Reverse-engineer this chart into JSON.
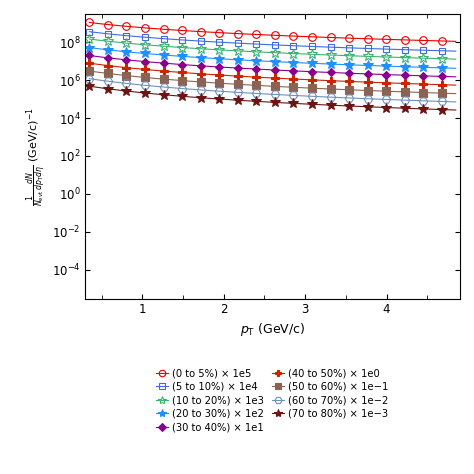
{
  "xlabel": "p$_{\\mathrm{T}}$ (GeV/c)",
  "ylabel": "$\\frac{1}{N_{\\mathrm{evt}}}\\frac{dN}{dp_{\\mathrm{T}}d\\eta}$ (GeV/c)$^{-1}$",
  "xlim": [
    0.3,
    4.9
  ],
  "ylim": [
    3e-06,
    3000000000.0
  ],
  "xticks": [
    1,
    2,
    3,
    4
  ],
  "series": [
    {
      "label": "(0 to 5%) × 1e5",
      "color": "#e60000",
      "marker": "o",
      "mfc": "none",
      "ms": 5.5,
      "A": 1800000000.0,
      "n": 1.5,
      "scale": 1.0
    },
    {
      "label": "(5 to 10%) × 1e4",
      "color": "#4169e1",
      "marker": "s",
      "mfc": "none",
      "ms": 5.0,
      "A": 600000000.0,
      "n": 1.55,
      "scale": 1.0
    },
    {
      "label": "(10 to 20%) × 1e3",
      "color": "#3cb371",
      "marker": "*",
      "mfc": "none",
      "ms": 7.0,
      "A": 250000000.0,
      "n": 1.6,
      "scale": 1.0
    },
    {
      "label": "(20 to 30%) × 1e2",
      "color": "#1e90ff",
      "marker": "*",
      "mfc": "#1e90ff",
      "ms": 7.0,
      "A": 90000000.0,
      "n": 1.65,
      "scale": 1.0
    },
    {
      "label": "(30 to 40%) × 1e1",
      "color": "#8b008b",
      "marker": "D",
      "mfc": "#8b008b",
      "ms": 4.5,
      "A": 35000000.0,
      "n": 1.7,
      "scale": 1.0
    },
    {
      "label": "(40 to 50%) × 1e0",
      "color": "#cc2200",
      "marker": "P",
      "mfc": "#cc2200",
      "ms": 5.5,
      "A": 14000000.0,
      "n": 1.75,
      "scale": 1.0
    },
    {
      "label": "(50 to 60%) × 1e−1",
      "color": "#8b6355",
      "marker": "s",
      "mfc": "#8b6355",
      "ms": 5.5,
      "A": 5500000.0,
      "n": 1.8,
      "scale": 1.0
    },
    {
      "label": "(60 to 70%) × 1e−2",
      "color": "#7090bb",
      "marker": "H",
      "mfc": "none",
      "ms": 6.0,
      "A": 2200000.0,
      "n": 1.85,
      "scale": 1.0
    },
    {
      "label": "(70 to 80%) × 1e−3",
      "color": "#6b1414",
      "marker": "*",
      "mfc": "#6b1414",
      "ms": 7.0,
      "A": 900000.0,
      "n": 1.9,
      "scale": 1.0
    }
  ],
  "legend_col1": [
    {
      "label": "(0 to 5%) × 1e5",
      "color": "#e60000",
      "marker": "o",
      "mfc": "none",
      "ms": 5.5
    },
    {
      "label": "(10 to 20%) × 1e3",
      "color": "#3cb371",
      "marker": "*",
      "mfc": "none",
      "ms": 7.0
    },
    {
      "label": "(30 to 40%) × 1e1",
      "color": "#8b008b",
      "marker": "D",
      "mfc": "#8b008b",
      "ms": 4.5
    },
    {
      "label": "(50 to 60%) × 1e−1",
      "color": "#8b6355",
      "marker": "s",
      "mfc": "#8b6355",
      "ms": 5.5
    },
    {
      "label": "(70 to 80%) × 1e−3",
      "color": "#6b1414",
      "marker": "*",
      "mfc": "#6b1414",
      "ms": 7.0
    }
  ],
  "legend_col2": [
    {
      "label": "(5 to 10%) × 1e4",
      "color": "#4169e1",
      "marker": "s",
      "mfc": "none",
      "ms": 5.0
    },
    {
      "label": "(20 to 30%) × 1e2",
      "color": "#1e90ff",
      "marker": "*",
      "mfc": "#1e90ff",
      "ms": 7.0
    },
    {
      "label": "(40 to 50%) × 1e0",
      "color": "#cc2200",
      "marker": "P",
      "mfc": "#cc2200",
      "ms": 5.5
    },
    {
      "label": "(60 to 70%) × 1e−2",
      "color": "#7090bb",
      "marker": "H",
      "mfc": "none",
      "ms": 6.0
    }
  ]
}
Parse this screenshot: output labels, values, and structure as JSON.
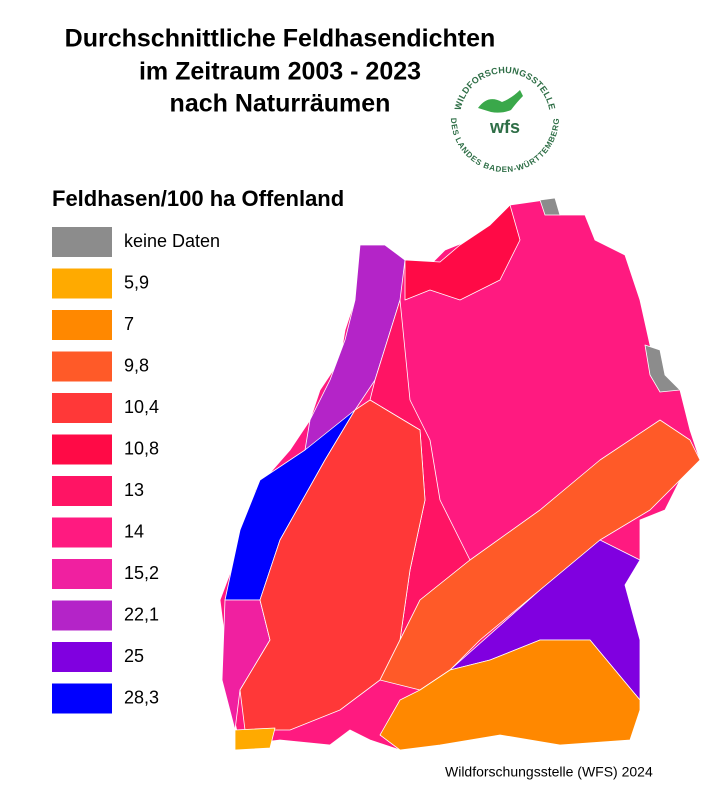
● ● ● ● ●
**Brief:** Repeat the material above in full and unchanged, minus its images.

**Right answer:**
Reverse-engineer this chart into JSON.
{
  "xlabel": "p$_{\\mathrm{T}}$ (GeV/c)",
  "ylabel": "$\\frac{1}{N_{\\mathrm{evt}}}\\frac{dN}{dp_{\\mathrm{T}}d\\eta}$ (GeV/c)$^{-1}$",
  "xlim": [
    0.3,
    4.9
  ],
  "ylim": [
    3e-06,
    3000000000.0
  ],
  "xticks": [
    1,
    2,
    3,
    4
  ],
  "series": [
    {
      "label": "(0 to 5%) × 1e5",
      "color": "#e60000",
      "marker": "o",
      "mfc": "none",
      "ms": 5.5,
      "A": 1800000000.0,
      "n": 1.5,
      "scale": 1.0
    },
    {
      "label": "(5 to 10%) × 1e4",
      "color": "#4169e1",
      "marker": "s",
      "mfc": "none",
      "ms": 5.0,
      "A": 600000000.0,
      "n": 1.55,
      "scale": 1.0
    },
    {
      "label": "(10 to 20%) × 1e3",
      "color": "#3cb371",
      "marker": "*",
      "mfc": "none",
      "ms": 7.0,
      "A": 250000000.0,
      "n": 1.6,
      "scale": 1.0
    },
    {
      "label": "(20 to 30%) × 1e2",
      "color": "#1e90ff",
      "marker": "*",
      "mfc": "#1e90ff",
      "ms": 7.0,
      "A": 90000000.0,
      "n": 1.65,
      "scale": 1.0
    },
    {
      "label": "(30 to 40%) × 1e1",
      "color": "#8b008b",
      "marker": "D",
      "mfc": "#8b008b",
      "ms": 4.5,
      "A": 35000000.0,
      "n": 1.7,
      "scale": 1.0
    },
    {
      "label": "(40 to 50%) × 1e0",
      "color": "#cc2200",
      "marker": "P",
      "mfc": "#cc2200",
      "ms": 5.5,
      "A": 14000000.0,
      "n": 1.75,
      "scale": 1.0
    },
    {
      "label": "(50 to 60%) × 1e−1",
      "color": "#8b6355",
      "marker": "s",
      "mfc": "#8b6355",
      "ms": 5.5,
      "A": 5500000.0,
      "n": 1.8,
      "scale": 1.0
    },
    {
      "label": "(60 to 70%) × 1e−2",
      "color": "#7090bb",
      "marker": "H",
      "mfc": "none",
      "ms": 6.0,
      "A": 2200000.0,
      "n": 1.85,
      "scale": 1.0
    },
    {
      "label": "(70 to 80%) × 1e−3",
      "color": "#6b1414",
      "marker": "*",
      "mfc": "#6b1414",
      "ms": 7.0,
      "A": 900000.0,
      "n": 1.9,
      "scale": 1.0
    }
  ],
  "legend_col1": [
    {
      "label": "(0 to 5%) × 1e5",
      "color": "#e60000",
      "marker": "o",
      "mfc": "none",
      "ms": 5.5
    },
    {
      "label": "(10 to 20%) × 1e3",
      "color": "#3cb371",
      "marker": "*",
      "mfc": "none",
      "ms": 7.0
    },
    {
      "label": "(30 to 40%) × 1e1",
      "color": "#8b008b",
      "marker": "D",
      "mfc": "#8b008b",
      "ms": 4.5
    },
    {
      "label": "(50 to 60%) × 1e−1",
      "color": "#8b6355",
      "marker": "s",
      "mfc": "#8b6355",
      "ms": 5.5
    },
    {
      "label": "(70 to 80%) × 1e−3",
      "color": "#6b1414",
      "marker": "*",
      "mfc": "#6b1414",
      "ms": 7.0
    }
  ],
  "legend_col2": [
    {
      "label": "(5 to 10%) × 1e4",
      "color": "#4169e1",
      "marker": "s",
      "mfc": "none",
      "ms": 5.0
    },
    {
      "label": "(20 to 30%) × 1e2",
      "color": "#1e90ff",
      "marker": "*",
      "mfc": "#1e90ff",
      "ms": 7.0
    },
    {
      "label": "(40 to 50%) × 1e0",
      "color": "#cc2200",
      "marker": "P",
      "mfc": "#cc2200",
      "ms": 5.5
    },
    {
      "label": "(60 to 70%) × 1e−2",
      "color": "#7090bb",
      "marker": "H",
      "mfc": "none",
      "ms": 6.0
    }
  ]
}
Parse this screenshot: output labels, values, and structure as JSON.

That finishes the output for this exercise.